(Excerpt from a dataset)
—————

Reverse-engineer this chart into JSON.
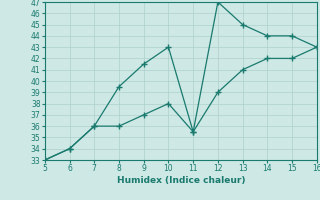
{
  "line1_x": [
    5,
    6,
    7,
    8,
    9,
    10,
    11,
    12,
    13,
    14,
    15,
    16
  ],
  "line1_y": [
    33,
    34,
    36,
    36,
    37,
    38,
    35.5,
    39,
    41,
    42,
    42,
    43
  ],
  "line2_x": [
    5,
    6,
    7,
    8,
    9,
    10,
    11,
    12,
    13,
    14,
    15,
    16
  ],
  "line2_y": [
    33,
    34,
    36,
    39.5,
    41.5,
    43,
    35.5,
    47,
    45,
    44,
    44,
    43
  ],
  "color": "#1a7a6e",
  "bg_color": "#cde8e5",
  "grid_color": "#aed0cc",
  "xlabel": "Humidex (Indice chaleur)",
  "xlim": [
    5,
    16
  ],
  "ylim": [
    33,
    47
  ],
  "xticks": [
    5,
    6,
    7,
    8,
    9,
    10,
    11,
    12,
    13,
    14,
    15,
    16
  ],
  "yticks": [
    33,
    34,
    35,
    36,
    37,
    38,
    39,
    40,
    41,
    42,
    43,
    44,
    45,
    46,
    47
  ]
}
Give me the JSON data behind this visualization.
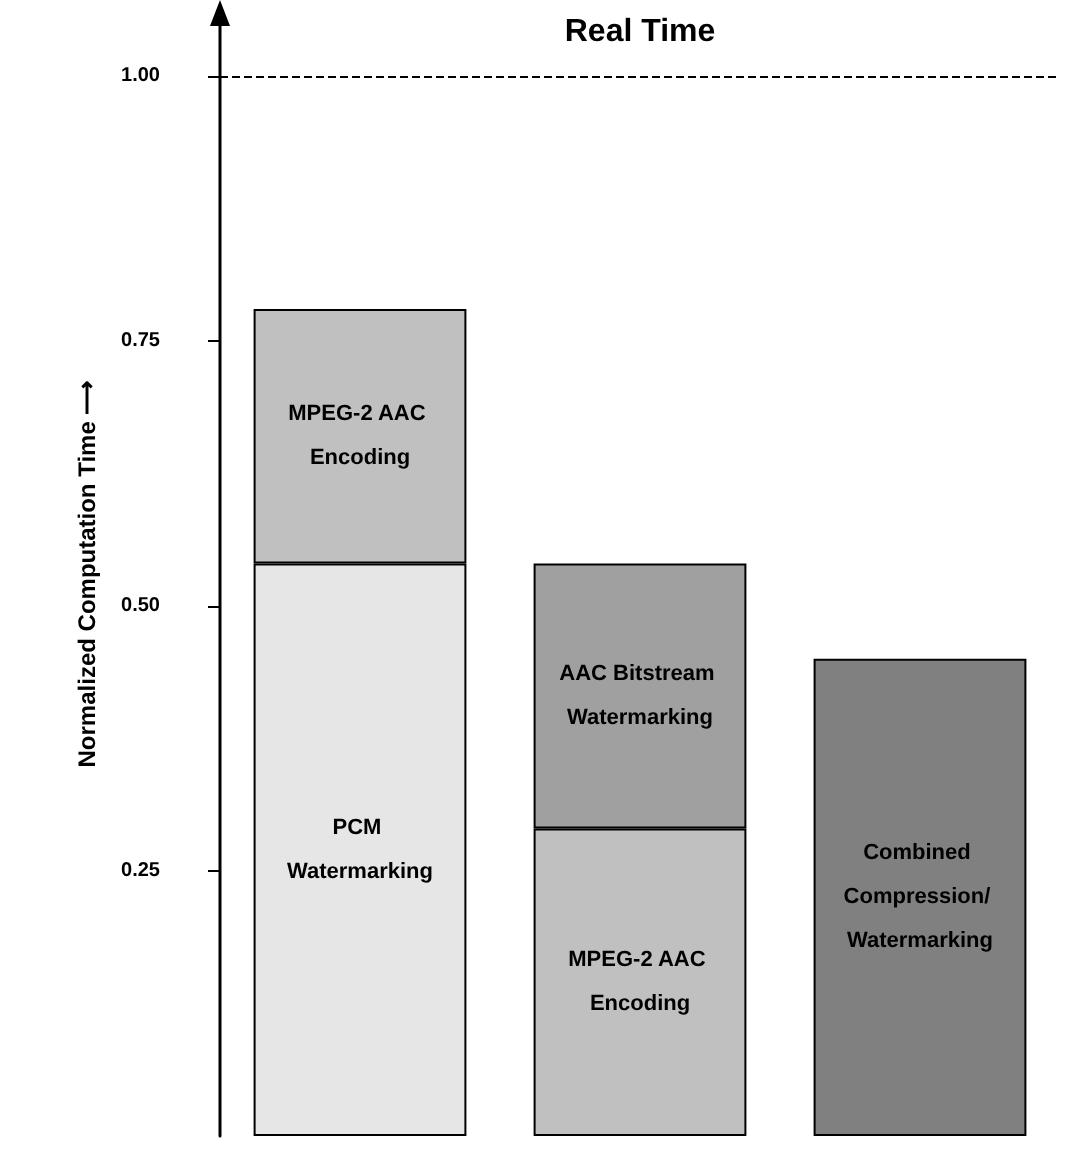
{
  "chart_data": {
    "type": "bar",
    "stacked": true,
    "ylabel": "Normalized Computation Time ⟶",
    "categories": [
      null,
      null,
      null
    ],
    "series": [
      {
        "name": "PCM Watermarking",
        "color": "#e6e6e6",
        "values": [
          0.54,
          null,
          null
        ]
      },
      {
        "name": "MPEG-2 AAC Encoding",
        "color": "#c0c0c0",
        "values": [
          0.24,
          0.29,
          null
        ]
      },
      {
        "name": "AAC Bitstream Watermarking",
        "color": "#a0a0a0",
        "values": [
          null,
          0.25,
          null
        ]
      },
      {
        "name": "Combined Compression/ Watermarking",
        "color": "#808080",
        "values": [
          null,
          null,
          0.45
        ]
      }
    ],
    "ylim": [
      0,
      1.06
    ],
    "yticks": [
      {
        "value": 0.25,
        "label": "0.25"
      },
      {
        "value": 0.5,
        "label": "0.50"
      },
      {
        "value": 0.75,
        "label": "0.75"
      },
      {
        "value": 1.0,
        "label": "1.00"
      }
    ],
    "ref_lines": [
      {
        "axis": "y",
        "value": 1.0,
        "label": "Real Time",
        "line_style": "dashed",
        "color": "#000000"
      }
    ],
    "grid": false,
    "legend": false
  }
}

—————

Tally the lines of the listing that include "Watermarking". Reply with nothing but the count.

3